Figure record listings:
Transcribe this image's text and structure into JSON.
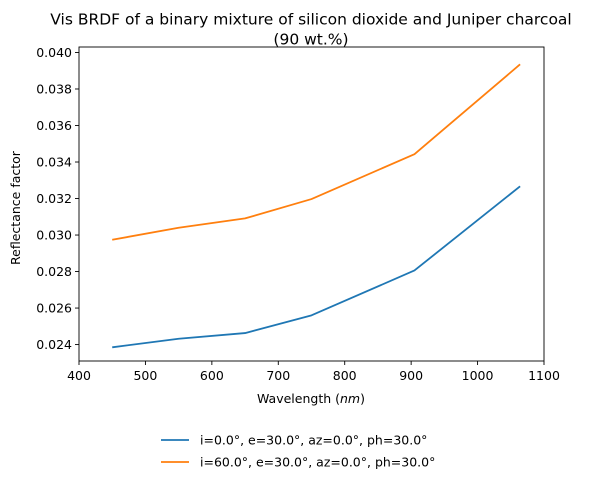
{
  "chart_data": {
    "type": "line",
    "title_line1": "Vis BRDF of a binary mixture of silicon dioxide and Juniper charcoal",
    "title_line2": "(90 wt.%)",
    "xlabel_prefix": "Wavelength (",
    "xlabel_unit": "nm",
    "xlabel_suffix": ")",
    "ylabel": "Reflectance factor",
    "xlim": [
      400,
      1100
    ],
    "ylim": [
      0.0231,
      0.0403
    ],
    "xticks": [
      400,
      500,
      600,
      700,
      800,
      900,
      1000,
      1100
    ],
    "yticks": [
      0.024,
      0.026,
      0.028,
      0.03,
      0.032,
      0.034,
      0.036,
      0.038,
      0.04
    ],
    "ytick_labels": [
      "0.024",
      "0.026",
      "0.028",
      "0.030",
      "0.032",
      "0.034",
      "0.036",
      "0.038",
      "0.040"
    ],
    "grid": false,
    "legend_position": "below",
    "series": [
      {
        "name": "i=0.0°, e=30.0°, az=0.0°, ph=30.0°",
        "color": "#1f77b4",
        "x": [
          450,
          550,
          650,
          750,
          905,
          1064
        ],
        "y": [
          0.02385,
          0.02432,
          0.02463,
          0.0256,
          0.02806,
          0.03267
        ]
      },
      {
        "name": "i=60.0°, e=30.0°, az=0.0°, ph=30.0°",
        "color": "#ff7f0e",
        "x": [
          450,
          550,
          650,
          750,
          905,
          1064
        ],
        "y": [
          0.02974,
          0.0304,
          0.03091,
          0.03197,
          0.03443,
          0.03935
        ]
      }
    ]
  }
}
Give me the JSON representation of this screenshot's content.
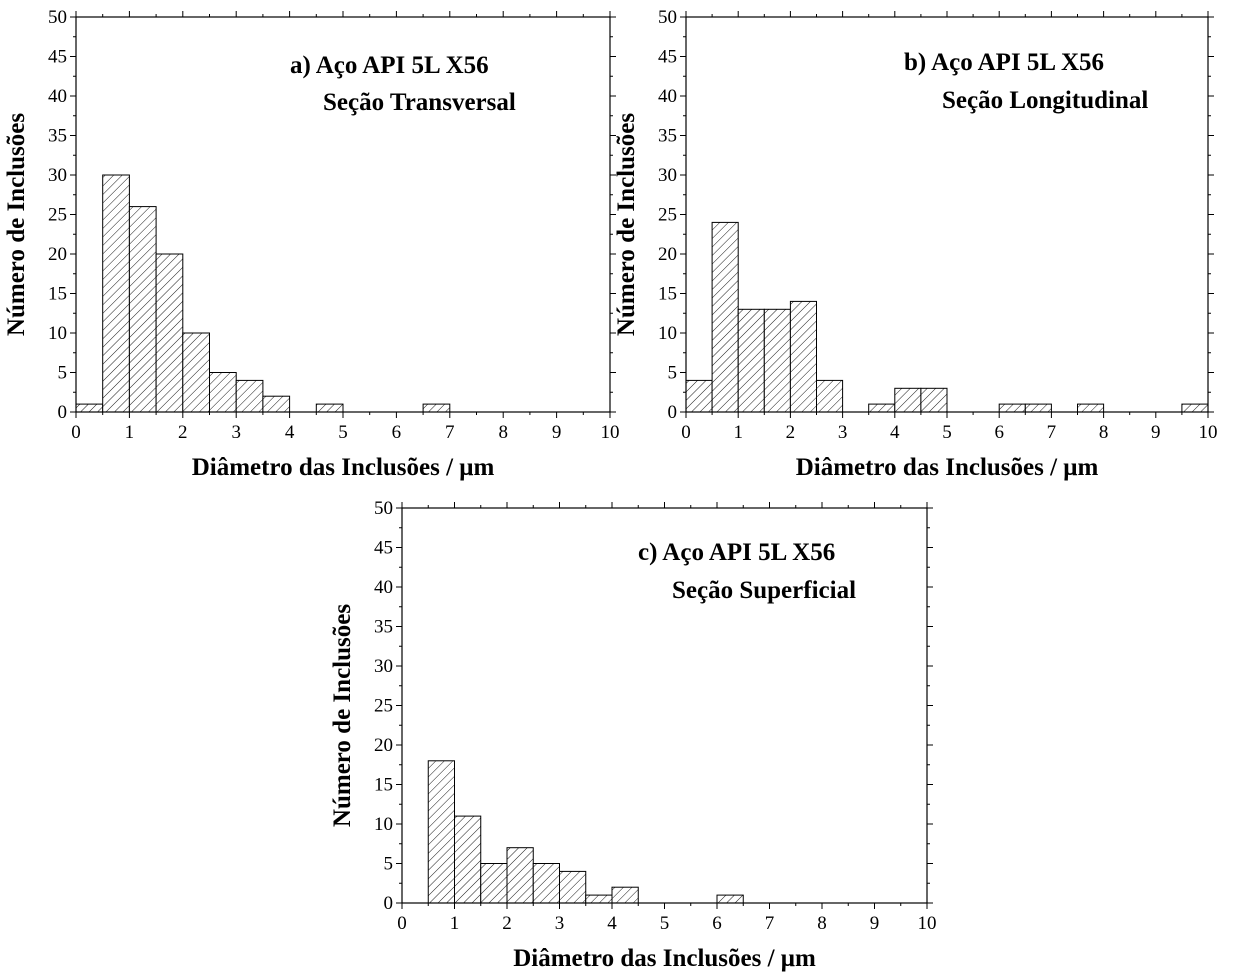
{
  "chart_data": [
    {
      "type": "bar",
      "panel": "a",
      "annotation_line1": "a) Aço API 5L X56",
      "annotation_line2": "Seção Transversal",
      "xlabel": "Diâmetro das Inclusões / μm",
      "ylabel": "Número de Inclusões",
      "xlim": [
        0,
        10
      ],
      "ylim": [
        0,
        50
      ],
      "xticks": [
        "0",
        "1",
        "2",
        "3",
        "4",
        "5",
        "6",
        "7",
        "8",
        "9",
        "10"
      ],
      "yticks": [
        "0",
        "5",
        "10",
        "15",
        "20",
        "25",
        "30",
        "35",
        "40",
        "45",
        "50"
      ],
      "bin_width": 0.5,
      "bins": [
        {
          "start": 0.0,
          "value": 1
        },
        {
          "start": 0.5,
          "value": 30
        },
        {
          "start": 1.0,
          "value": 26
        },
        {
          "start": 1.5,
          "value": 20
        },
        {
          "start": 2.0,
          "value": 10
        },
        {
          "start": 2.5,
          "value": 5
        },
        {
          "start": 3.0,
          "value": 4
        },
        {
          "start": 3.5,
          "value": 2
        },
        {
          "start": 4.5,
          "value": 1
        },
        {
          "start": 6.5,
          "value": 1
        }
      ]
    },
    {
      "type": "bar",
      "panel": "b",
      "annotation_line1": "b)  Aço API 5L X56",
      "annotation_line2": "Seção Longitudinal",
      "xlabel": "Diâmetro das Inclusões / μm",
      "ylabel": "Número de Inclusões",
      "xlim": [
        0,
        10
      ],
      "ylim": [
        0,
        50
      ],
      "xticks": [
        "0",
        "1",
        "2",
        "3",
        "4",
        "5",
        "6",
        "7",
        "8",
        "9",
        "10"
      ],
      "yticks": [
        "0",
        "5",
        "10",
        "15",
        "20",
        "25",
        "30",
        "35",
        "40",
        "45",
        "50"
      ],
      "bin_width": 0.5,
      "bins": [
        {
          "start": 0.0,
          "value": 4
        },
        {
          "start": 0.5,
          "value": 24
        },
        {
          "start": 1.0,
          "value": 13
        },
        {
          "start": 1.5,
          "value": 13
        },
        {
          "start": 2.0,
          "value": 14
        },
        {
          "start": 2.5,
          "value": 4
        },
        {
          "start": 3.5,
          "value": 1
        },
        {
          "start": 4.0,
          "value": 3
        },
        {
          "start": 4.5,
          "value": 3
        },
        {
          "start": 6.0,
          "value": 1
        },
        {
          "start": 6.5,
          "value": 1
        },
        {
          "start": 7.5,
          "value": 1
        },
        {
          "start": 9.5,
          "value": 1
        }
      ]
    },
    {
      "type": "bar",
      "panel": "c",
      "annotation_line1": "c)  Aço API 5L X56",
      "annotation_line2": "Seção Superficial",
      "xlabel": "Diâmetro das Inclusões / μm",
      "ylabel": "Número de Inclusões",
      "xlim": [
        0,
        10
      ],
      "ylim": [
        0,
        50
      ],
      "xticks": [
        "0",
        "1",
        "2",
        "3",
        "4",
        "5",
        "6",
        "7",
        "8",
        "9",
        "10"
      ],
      "yticks": [
        "0",
        "5",
        "10",
        "15",
        "20",
        "25",
        "30",
        "35",
        "40",
        "45",
        "50"
      ],
      "bin_width": 0.5,
      "bins": [
        {
          "start": 0.5,
          "value": 18
        },
        {
          "start": 1.0,
          "value": 11
        },
        {
          "start": 1.5,
          "value": 5
        },
        {
          "start": 2.0,
          "value": 7
        },
        {
          "start": 2.5,
          "value": 5
        },
        {
          "start": 3.0,
          "value": 4
        },
        {
          "start": 3.5,
          "value": 1
        },
        {
          "start": 4.0,
          "value": 2
        },
        {
          "start": 6.0,
          "value": 1
        }
      ]
    }
  ]
}
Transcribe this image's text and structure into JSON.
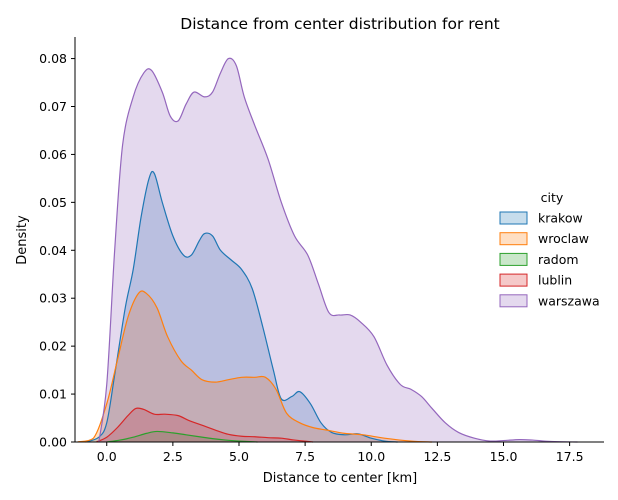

--- WHAT IS REQUIRED ---
Report how many lines of the data contain the word "Seção", using the number alone.

--- RESPONSE BELOW ---
3